■ Written problem ■
Pictures aside, write out every record exactly as it appears.

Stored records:
________________________________________

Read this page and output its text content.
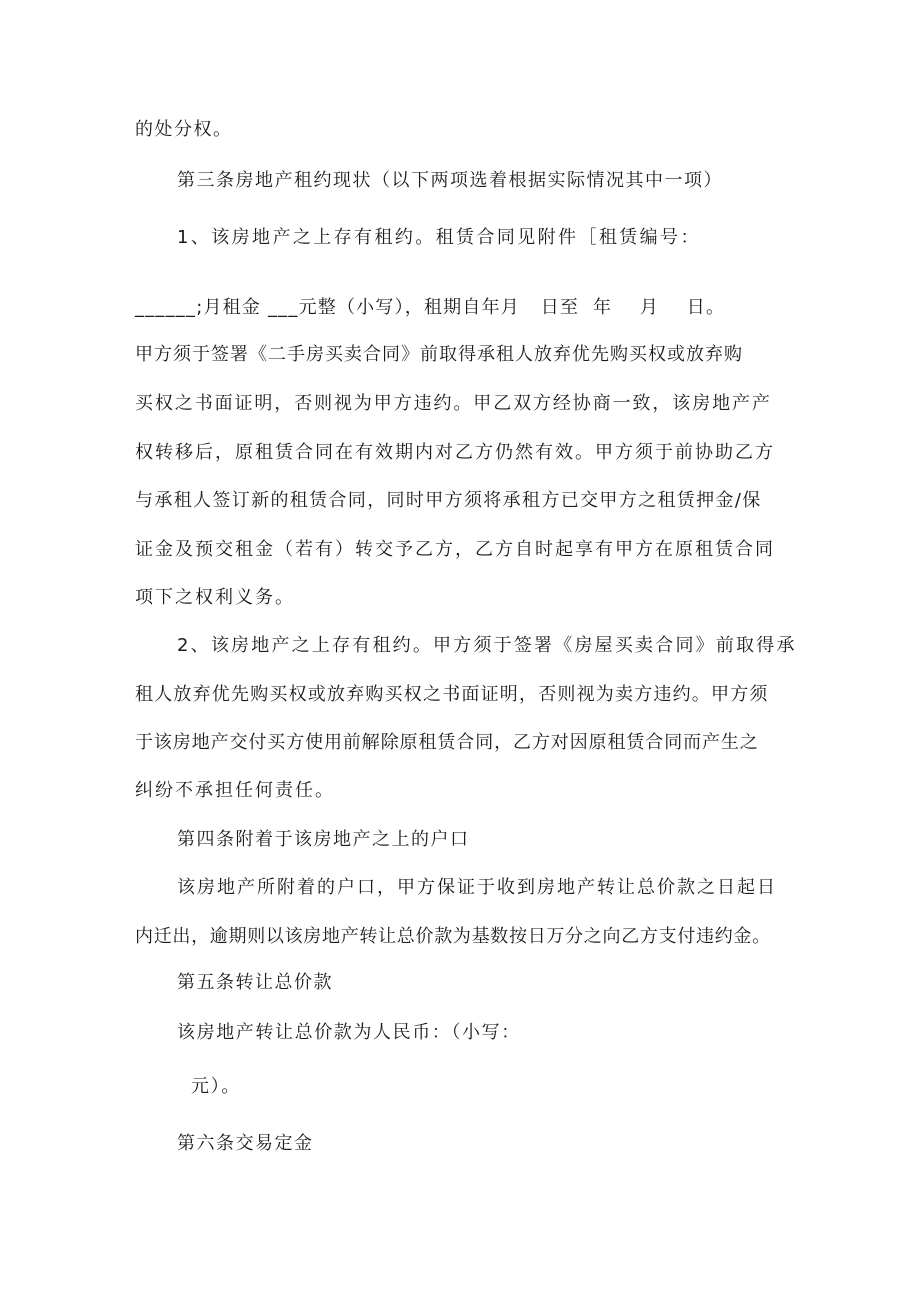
的处分权。
第三条房地产租约现状（以下两项选着根据实际情况其中一项）
1、该房地产之上存有租约。租赁合同见附件［租赁编号：
______;月租金 ___元整（小写），租期自年月   日至  年    月    日。
甲方须于签署《二手房买卖合同》前取得承租人放弃优先购买权或放弃购
买权之书面证明，否则视为甲方违约。甲乙双方经协商一致，该房地产产
权转移后，原租赁合同在有效期内对乙方仍然有效。甲方须于前协助乙方
与承租人签订新的租赁合同，同时甲方须将承租方已交甲方之租赁押金/保
证金及预交租金（若有）转交予乙方，乙方自时起享有甲方在原租赁合同
项下之权利义务。
2、该房地产之上存有租约。甲方须于签署《房屋买卖合同》前取得承
租人放弃优先购买权或放弃购买权之书面证明，否则视为卖方违约。甲方须
于该房地产交付买方使用前解除原租赁合同，乙方对因原租赁合同而产生之
纠纷不承担任何责任。
第四条附着于该房地产之上的户口
该房地产所附着的户口，甲方保证于收到房地产转让总价款之日起日
内迁出，逾期则以该房地产转让总价款为基数按日万分之向乙方支付违约金。
第五条转让总价款
该房地产转让总价款为人民币：（小写：
元）。
第六条交易定金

________________________________________

■ Exercise response ■
Read this page and output its text content.
的处分权。
第三条房地产租约现状（以下两项选着根据实际情况其中一项）
1、该房地产之上存有租约。租赁合同见附件［租赁编号：
______;月租金 ___元整（小写），租期自年月   日至  年    月    日。
甲方须于签署《二手房买卖合同》前取得承租人放弃优先购买权或放弃购
买权之书面证明，否则视为甲方违约。甲乙双方经协商一致，该房地产产
权转移后，原租赁合同在有效期内对乙方仍然有效。甲方须于前协助乙方
与承租人签订新的租赁合同，同时甲方须将承租方已交甲方之租赁押金/保
证金及预交租金（若有）转交予乙方，乙方自时起享有甲方在原租赁合同
项下之权利义务。
2、该房地产之上存有租约。甲方须于签署《房屋买卖合同》前取得承
租人放弃优先购买权或放弃购买权之书面证明，否则视为卖方违约。甲方须
于该房地产交付买方使用前解除原租赁合同，乙方对因原租赁合同而产生之
纠纷不承担任何责任。
第四条附着于该房地产之上的户口
该房地产所附着的户口，甲方保证于收到房地产转让总价款之日起日
内迁出，逾期则以该房地产转让总价款为基数按日万分之向乙方支付违约金。
第五条转让总价款
该房地产转让总价款为人民币：（小写：
元）。
第六条交易定金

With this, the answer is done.